Transcribe each line of the records below exactly, excluding any embedded images.

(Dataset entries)
◆ ◆ ◆ ◆

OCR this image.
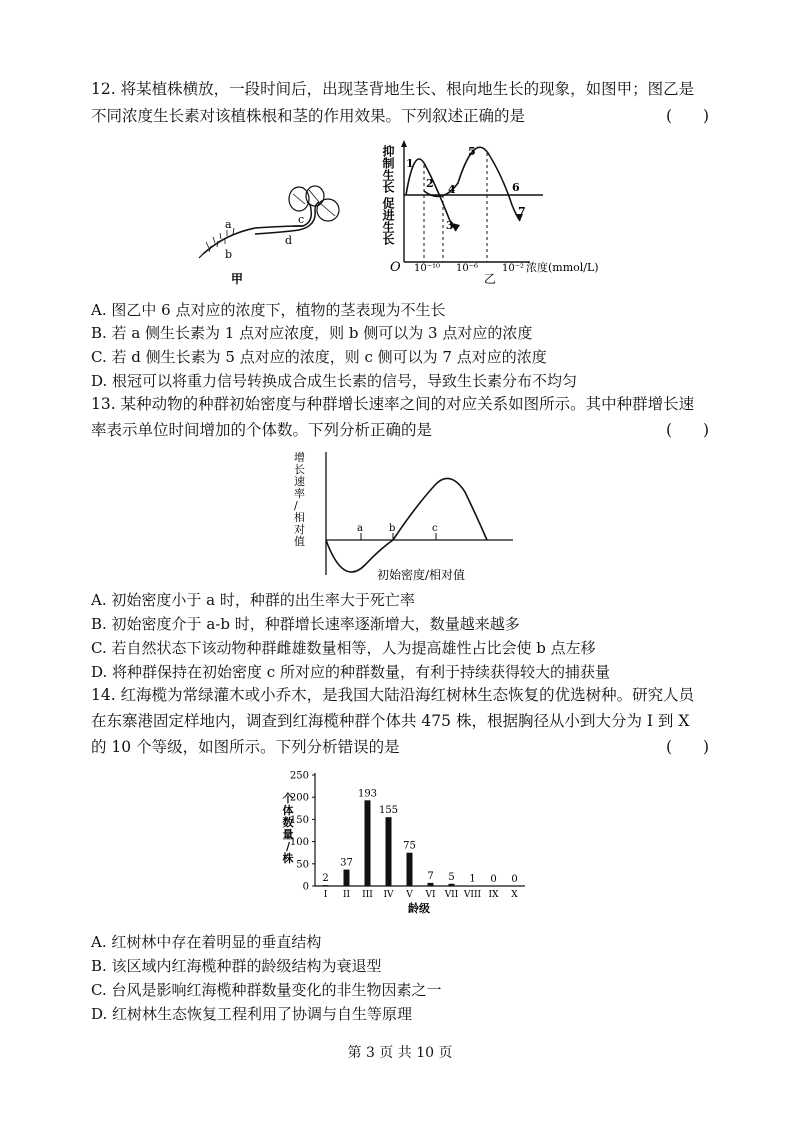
12. 将某植株横放，一段时间后，出现茎背地生长、根向地生长的现象，如图甲；图乙是
不同浓度生长素对该植株根和茎的作用效果。下列叙述正确的是	(　　)
a
b
c
d
甲
抑制生长 促进生长 1
2
3
4
5
6
7
O 10⁻¹⁰ 10⁻⁶ 10⁻² 浓度(mmol/L)
乙
A. 图乙中 6 点对应的浓度下，植物的茎表现为不生长
B. 若 a 侧生长素为 1 点对应浓度，则 b 侧可以为 3 点对应的浓度
C. 若 d 侧生长素为 5 点对应的浓度，则 c 侧可以为 7 点对应的浓度
D. 根冠可以将重力信号转换成合成生长素的信号，导致生长素分布不均匀
13. 某种动物的种群初始密度与种群增长速率之间的对应关系如图所示。其中种群增长速
率表示单位时间增加的个体数。下列分析正确的是	(　　)
增
长
速
率
/
相
对
值
a	b	c
初始密度/相对值
A. 初始密度小于 a 时，种群的出生率大于死亡率
B. 初始密度介于 a-b 时，种群增长速率逐渐增大，数量越来越多
C. 若自然状态下该动物种群雌雄数量相等，人为提高雄性占比会使 b 点左移
D. 将种群保持在初始密度 c 所对应的种群数量，有利于持续获得较大的捕获量
14. 红海榄为常绿灌木或小乔木，是我国大陆沿海红树林生态恢复的优选树种。研究人员
在东寨港固定样地内，调查到红海榄种群个体共 475 株，根据胸径从小到大分为 I 到 X
的 10 个等级，如图所示。下列分析错误的是	(　　)
0
50
100
150
200
250
2
I
37
II
193
III
155
IV
75
V
7
VI
5
VII
1
VIII
0
IX
0
X
龄级
个
体
数
量
/
株
A. 红树林中存在着明显的垂直结构
B. 该区域内红海榄种群的龄级结构为衰退型
C. 台风是影响红海榄种群数量变化的非生物因素之一
D. 红树林生态恢复工程利用了协调与自生等原理
第 3 页 共 10 页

◆ ◆ ◆ ◆

ANSWER FOR THE TASK =>
OCR this image.
12. 将某植株横放，一段时间后，出现茎背地生长、根向地生长的现象，如图甲；图乙是
不同浓度生长素对该植株根和茎的作用效果。下列叙述正确的是	(　　)
a
b
c
d
甲
抑制生长 促进生长 1
2
3
4
5
6
7
O 10⁻¹⁰ 10⁻⁶ 10⁻² 浓度(mmol/L)
乙
A. 图乙中 6 点对应的浓度下，植物的茎表现为不生长
B. 若 a 侧生长素为 1 点对应浓度，则 b 侧可以为 3 点对应的浓度
C. 若 d 侧生长素为 5 点对应的浓度，则 c 侧可以为 7 点对应的浓度
D. 根冠可以将重力信号转换成合成生长素的信号，导致生长素分布不均匀
13. 某种动物的种群初始密度与种群增长速率之间的对应关系如图所示。其中种群增长速
率表示单位时间增加的个体数。下列分析正确的是	(　　)
增
长
速
率
/
相
对
值
a	b	c
初始密度/相对值
A. 初始密度小于 a 时，种群的出生率大于死亡率
B. 初始密度介于 a-b 时，种群增长速率逐渐增大，数量越来越多
C. 若自然状态下该动物种群雌雄数量相等，人为提高雄性占比会使 b 点左移
D. 将种群保持在初始密度 c 所对应的种群数量，有利于持续获得较大的捕获量
14. 红海榄为常绿灌木或小乔木，是我国大陆沿海红树林生态恢复的优选树种。研究人员
在东寨港固定样地内，调查到红海榄种群个体共 475 株，根据胸径从小到大分为 I 到 X
的 10 个等级，如图所示。下列分析错误的是	(　　)
0
50
100
150
200
250
2
I
37
II
193
III
155
IV
75
V
7
VI
5
VII
1
VIII
0
IX
0
X
龄级
个
体
数
量
/
株
A. 红树林中存在着明显的垂直结构
B. 该区域内红海榄种群的龄级结构为衰退型
C. 台风是影响红海榄种群数量变化的非生物因素之一
D. 红树林生态恢复工程利用了协调与自生等原理
第 3 页 共 10 页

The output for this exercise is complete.